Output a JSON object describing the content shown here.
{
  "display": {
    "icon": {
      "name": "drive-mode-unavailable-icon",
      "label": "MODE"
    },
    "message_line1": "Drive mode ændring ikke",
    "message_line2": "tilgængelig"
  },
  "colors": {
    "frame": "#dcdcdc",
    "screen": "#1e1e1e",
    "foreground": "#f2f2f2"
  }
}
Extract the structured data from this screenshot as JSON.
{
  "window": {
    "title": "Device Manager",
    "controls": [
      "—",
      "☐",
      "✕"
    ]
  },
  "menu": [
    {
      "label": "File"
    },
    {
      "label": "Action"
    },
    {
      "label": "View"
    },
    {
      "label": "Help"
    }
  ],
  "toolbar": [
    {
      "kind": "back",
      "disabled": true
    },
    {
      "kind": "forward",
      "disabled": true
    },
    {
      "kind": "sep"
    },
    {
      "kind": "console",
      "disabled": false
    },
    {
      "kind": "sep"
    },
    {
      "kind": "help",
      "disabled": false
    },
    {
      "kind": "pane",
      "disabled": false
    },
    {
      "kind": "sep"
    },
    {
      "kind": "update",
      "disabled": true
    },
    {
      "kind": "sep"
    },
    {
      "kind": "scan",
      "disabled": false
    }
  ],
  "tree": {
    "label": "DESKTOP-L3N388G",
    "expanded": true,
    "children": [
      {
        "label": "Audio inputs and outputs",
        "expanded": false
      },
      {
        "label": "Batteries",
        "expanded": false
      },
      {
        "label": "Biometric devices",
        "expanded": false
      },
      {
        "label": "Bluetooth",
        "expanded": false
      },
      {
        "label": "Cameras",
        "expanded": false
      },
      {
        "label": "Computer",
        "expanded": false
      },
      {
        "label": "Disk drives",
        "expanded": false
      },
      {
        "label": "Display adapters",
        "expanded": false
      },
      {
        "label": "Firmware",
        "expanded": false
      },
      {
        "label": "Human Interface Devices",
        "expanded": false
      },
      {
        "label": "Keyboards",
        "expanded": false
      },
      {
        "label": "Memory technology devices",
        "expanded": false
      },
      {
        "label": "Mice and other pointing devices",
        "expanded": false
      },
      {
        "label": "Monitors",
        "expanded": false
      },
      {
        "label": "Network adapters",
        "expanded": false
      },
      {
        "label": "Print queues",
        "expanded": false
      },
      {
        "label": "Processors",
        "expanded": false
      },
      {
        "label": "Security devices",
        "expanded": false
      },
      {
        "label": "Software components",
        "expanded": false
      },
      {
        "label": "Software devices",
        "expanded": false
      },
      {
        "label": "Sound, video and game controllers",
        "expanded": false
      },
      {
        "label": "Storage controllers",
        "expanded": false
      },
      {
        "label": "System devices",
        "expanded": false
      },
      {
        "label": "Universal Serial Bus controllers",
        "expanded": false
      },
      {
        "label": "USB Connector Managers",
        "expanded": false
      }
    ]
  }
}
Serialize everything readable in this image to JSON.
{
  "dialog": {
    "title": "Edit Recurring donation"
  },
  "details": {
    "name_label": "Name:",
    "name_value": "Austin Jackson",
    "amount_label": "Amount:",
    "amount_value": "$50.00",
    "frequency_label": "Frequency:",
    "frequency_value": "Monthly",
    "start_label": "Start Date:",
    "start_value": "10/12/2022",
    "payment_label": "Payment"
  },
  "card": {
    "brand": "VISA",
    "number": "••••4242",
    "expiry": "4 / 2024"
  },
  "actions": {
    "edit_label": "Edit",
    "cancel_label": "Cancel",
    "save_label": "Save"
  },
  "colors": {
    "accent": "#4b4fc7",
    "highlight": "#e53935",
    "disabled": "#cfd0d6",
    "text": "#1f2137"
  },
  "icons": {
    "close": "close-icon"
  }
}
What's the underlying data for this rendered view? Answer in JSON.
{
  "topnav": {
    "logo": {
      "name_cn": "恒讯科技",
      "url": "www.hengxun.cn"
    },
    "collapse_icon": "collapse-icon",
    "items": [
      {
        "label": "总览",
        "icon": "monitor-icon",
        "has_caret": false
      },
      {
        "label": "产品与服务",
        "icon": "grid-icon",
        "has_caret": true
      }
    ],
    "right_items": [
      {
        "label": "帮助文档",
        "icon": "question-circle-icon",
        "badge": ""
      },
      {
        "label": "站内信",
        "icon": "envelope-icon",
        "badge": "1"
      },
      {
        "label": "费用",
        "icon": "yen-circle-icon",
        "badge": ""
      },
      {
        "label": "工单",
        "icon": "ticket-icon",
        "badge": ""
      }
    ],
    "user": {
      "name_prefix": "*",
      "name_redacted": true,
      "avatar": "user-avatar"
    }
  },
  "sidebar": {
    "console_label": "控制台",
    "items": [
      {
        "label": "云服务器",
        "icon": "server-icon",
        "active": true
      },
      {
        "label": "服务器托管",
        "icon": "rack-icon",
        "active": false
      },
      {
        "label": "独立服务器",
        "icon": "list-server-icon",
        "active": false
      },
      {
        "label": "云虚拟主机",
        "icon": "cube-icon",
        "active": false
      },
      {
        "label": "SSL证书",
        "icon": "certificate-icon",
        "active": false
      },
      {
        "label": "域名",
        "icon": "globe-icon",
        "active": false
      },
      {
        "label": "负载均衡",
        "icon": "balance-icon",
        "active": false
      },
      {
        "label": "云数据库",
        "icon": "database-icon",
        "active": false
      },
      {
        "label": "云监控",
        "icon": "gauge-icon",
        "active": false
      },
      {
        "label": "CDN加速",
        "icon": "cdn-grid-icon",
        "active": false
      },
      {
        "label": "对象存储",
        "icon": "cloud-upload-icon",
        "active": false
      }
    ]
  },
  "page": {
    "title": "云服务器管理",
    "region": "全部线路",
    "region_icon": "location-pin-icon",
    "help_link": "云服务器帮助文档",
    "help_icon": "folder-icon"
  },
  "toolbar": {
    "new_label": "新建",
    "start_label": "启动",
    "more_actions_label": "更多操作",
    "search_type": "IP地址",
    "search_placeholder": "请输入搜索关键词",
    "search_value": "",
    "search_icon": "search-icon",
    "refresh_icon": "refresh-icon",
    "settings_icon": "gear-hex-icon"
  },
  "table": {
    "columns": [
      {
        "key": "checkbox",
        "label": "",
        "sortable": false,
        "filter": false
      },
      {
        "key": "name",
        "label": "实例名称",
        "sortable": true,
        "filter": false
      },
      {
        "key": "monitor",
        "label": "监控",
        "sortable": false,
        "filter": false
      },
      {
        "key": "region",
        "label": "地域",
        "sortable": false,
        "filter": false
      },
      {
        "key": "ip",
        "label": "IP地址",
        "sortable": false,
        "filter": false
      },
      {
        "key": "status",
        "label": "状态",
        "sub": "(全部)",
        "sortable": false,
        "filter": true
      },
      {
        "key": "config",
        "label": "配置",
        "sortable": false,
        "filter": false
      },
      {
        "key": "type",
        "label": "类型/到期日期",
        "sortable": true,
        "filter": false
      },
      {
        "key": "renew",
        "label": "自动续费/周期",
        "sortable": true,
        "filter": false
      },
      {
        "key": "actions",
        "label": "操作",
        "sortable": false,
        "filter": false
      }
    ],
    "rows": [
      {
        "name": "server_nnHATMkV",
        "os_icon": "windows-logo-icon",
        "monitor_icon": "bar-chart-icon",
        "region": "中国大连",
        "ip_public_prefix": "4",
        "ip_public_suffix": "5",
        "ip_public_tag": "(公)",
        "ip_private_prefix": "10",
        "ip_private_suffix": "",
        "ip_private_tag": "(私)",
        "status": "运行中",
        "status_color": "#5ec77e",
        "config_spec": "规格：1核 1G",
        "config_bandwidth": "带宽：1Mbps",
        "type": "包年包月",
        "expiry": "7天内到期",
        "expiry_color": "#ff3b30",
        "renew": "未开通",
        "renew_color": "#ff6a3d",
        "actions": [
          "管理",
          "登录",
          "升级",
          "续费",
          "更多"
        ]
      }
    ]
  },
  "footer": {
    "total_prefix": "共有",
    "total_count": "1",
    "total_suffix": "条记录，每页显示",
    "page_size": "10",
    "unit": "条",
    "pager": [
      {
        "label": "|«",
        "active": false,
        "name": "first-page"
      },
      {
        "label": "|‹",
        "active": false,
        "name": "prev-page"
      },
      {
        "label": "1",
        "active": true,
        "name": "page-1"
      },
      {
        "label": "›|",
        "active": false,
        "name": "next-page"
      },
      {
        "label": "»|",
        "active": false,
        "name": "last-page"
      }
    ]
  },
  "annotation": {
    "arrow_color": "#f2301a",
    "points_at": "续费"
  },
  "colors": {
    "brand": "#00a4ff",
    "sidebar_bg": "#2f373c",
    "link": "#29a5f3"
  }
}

^^^^

**INSTRUCTIONS TO FOLLOW**
Only lines holding the string "adapters" are wanted; gather each one from the entries above.

**OUTPUT FOR THIS TASK**
        "label": "Display adapters",
        "label": "Network adapters",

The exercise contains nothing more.